> **Task directions**: Among the lines below, list those containing the string "Number".

Extracted records
--- start ---
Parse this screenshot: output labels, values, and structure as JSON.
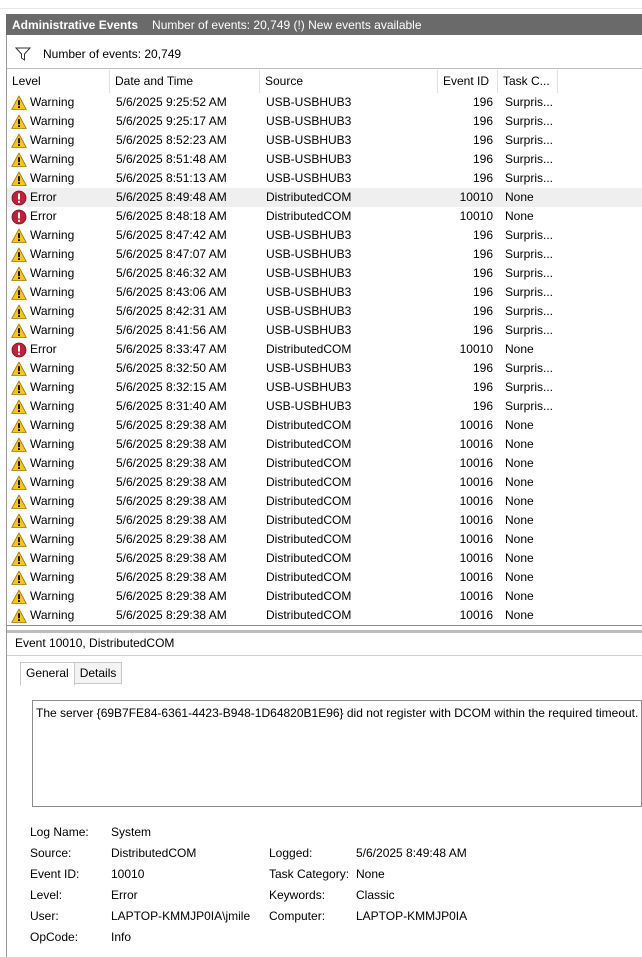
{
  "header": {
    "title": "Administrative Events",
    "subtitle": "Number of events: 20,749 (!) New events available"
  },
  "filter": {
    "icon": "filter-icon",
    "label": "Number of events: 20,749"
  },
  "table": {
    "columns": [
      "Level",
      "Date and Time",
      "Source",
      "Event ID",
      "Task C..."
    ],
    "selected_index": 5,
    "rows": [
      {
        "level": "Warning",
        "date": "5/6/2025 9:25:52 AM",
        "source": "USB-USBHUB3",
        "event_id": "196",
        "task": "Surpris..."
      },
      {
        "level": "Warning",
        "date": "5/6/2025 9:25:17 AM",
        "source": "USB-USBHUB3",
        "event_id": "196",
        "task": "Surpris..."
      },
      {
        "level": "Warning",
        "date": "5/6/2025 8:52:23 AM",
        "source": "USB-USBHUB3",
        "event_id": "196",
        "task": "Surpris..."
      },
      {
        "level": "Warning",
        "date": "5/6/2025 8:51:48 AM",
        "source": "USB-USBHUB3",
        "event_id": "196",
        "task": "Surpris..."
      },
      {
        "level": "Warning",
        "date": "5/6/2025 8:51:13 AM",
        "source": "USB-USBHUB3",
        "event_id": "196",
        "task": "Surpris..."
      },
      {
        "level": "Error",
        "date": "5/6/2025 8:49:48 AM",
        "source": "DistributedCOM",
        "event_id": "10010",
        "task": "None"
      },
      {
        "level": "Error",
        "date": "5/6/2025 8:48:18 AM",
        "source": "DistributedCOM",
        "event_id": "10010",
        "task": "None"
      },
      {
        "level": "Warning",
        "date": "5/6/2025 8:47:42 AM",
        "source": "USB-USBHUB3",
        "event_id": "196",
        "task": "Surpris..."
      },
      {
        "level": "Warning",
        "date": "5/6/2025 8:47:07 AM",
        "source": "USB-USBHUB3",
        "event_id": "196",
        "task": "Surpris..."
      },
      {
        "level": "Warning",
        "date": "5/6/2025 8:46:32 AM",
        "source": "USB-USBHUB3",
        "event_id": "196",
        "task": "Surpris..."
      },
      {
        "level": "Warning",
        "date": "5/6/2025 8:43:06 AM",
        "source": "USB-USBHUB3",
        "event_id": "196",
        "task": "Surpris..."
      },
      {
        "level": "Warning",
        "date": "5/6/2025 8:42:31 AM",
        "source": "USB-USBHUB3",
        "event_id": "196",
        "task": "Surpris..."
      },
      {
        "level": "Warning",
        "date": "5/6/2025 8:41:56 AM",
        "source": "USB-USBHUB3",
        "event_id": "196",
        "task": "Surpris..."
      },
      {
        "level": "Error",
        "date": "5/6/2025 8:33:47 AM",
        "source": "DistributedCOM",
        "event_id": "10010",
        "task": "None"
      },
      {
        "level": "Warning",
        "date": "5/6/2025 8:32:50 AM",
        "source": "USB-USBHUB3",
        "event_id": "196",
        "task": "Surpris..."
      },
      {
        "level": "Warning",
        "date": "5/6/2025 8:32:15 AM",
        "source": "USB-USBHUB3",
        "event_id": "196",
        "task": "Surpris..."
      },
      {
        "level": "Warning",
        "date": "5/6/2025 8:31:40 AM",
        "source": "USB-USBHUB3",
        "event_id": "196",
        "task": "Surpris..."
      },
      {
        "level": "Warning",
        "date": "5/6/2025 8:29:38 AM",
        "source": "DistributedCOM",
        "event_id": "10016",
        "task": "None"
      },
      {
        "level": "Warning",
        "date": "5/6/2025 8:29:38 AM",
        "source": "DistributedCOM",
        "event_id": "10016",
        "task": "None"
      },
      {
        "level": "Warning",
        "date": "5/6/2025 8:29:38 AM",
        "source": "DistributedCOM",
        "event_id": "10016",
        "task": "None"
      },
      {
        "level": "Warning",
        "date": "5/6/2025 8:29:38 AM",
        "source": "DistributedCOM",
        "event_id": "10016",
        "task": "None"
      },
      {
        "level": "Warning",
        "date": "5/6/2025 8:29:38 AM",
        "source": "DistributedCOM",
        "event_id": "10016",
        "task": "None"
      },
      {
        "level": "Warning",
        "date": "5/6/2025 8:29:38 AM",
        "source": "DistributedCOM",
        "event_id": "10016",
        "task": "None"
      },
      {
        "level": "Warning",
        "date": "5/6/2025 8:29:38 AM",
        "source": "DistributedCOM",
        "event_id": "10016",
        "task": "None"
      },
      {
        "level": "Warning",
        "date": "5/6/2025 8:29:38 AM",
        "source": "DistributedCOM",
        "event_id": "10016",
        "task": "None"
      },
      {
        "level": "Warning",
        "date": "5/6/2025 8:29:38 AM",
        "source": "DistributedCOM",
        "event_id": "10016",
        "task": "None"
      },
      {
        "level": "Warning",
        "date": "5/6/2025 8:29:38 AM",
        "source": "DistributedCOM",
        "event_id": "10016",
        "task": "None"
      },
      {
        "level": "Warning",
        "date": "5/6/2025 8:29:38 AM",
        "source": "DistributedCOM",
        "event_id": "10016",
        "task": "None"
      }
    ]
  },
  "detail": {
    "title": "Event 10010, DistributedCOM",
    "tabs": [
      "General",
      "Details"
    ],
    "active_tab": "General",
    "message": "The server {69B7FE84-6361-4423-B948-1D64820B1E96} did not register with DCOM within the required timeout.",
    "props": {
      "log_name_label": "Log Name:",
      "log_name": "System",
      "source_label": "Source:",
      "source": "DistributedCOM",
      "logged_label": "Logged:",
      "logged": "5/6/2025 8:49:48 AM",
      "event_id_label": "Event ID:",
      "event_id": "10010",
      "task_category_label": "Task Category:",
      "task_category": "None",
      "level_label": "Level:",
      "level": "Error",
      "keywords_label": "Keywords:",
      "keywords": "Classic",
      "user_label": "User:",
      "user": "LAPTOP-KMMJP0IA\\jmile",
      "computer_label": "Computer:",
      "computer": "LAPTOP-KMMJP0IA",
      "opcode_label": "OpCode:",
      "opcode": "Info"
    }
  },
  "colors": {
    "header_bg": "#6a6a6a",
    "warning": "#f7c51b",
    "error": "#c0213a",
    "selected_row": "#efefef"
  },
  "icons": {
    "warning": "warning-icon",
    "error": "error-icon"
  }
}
--- end ---
> **Written response**:
    "subtitle": "Number of events: 20,749 (!) New events available"
    "label": "Number of events: 20,749"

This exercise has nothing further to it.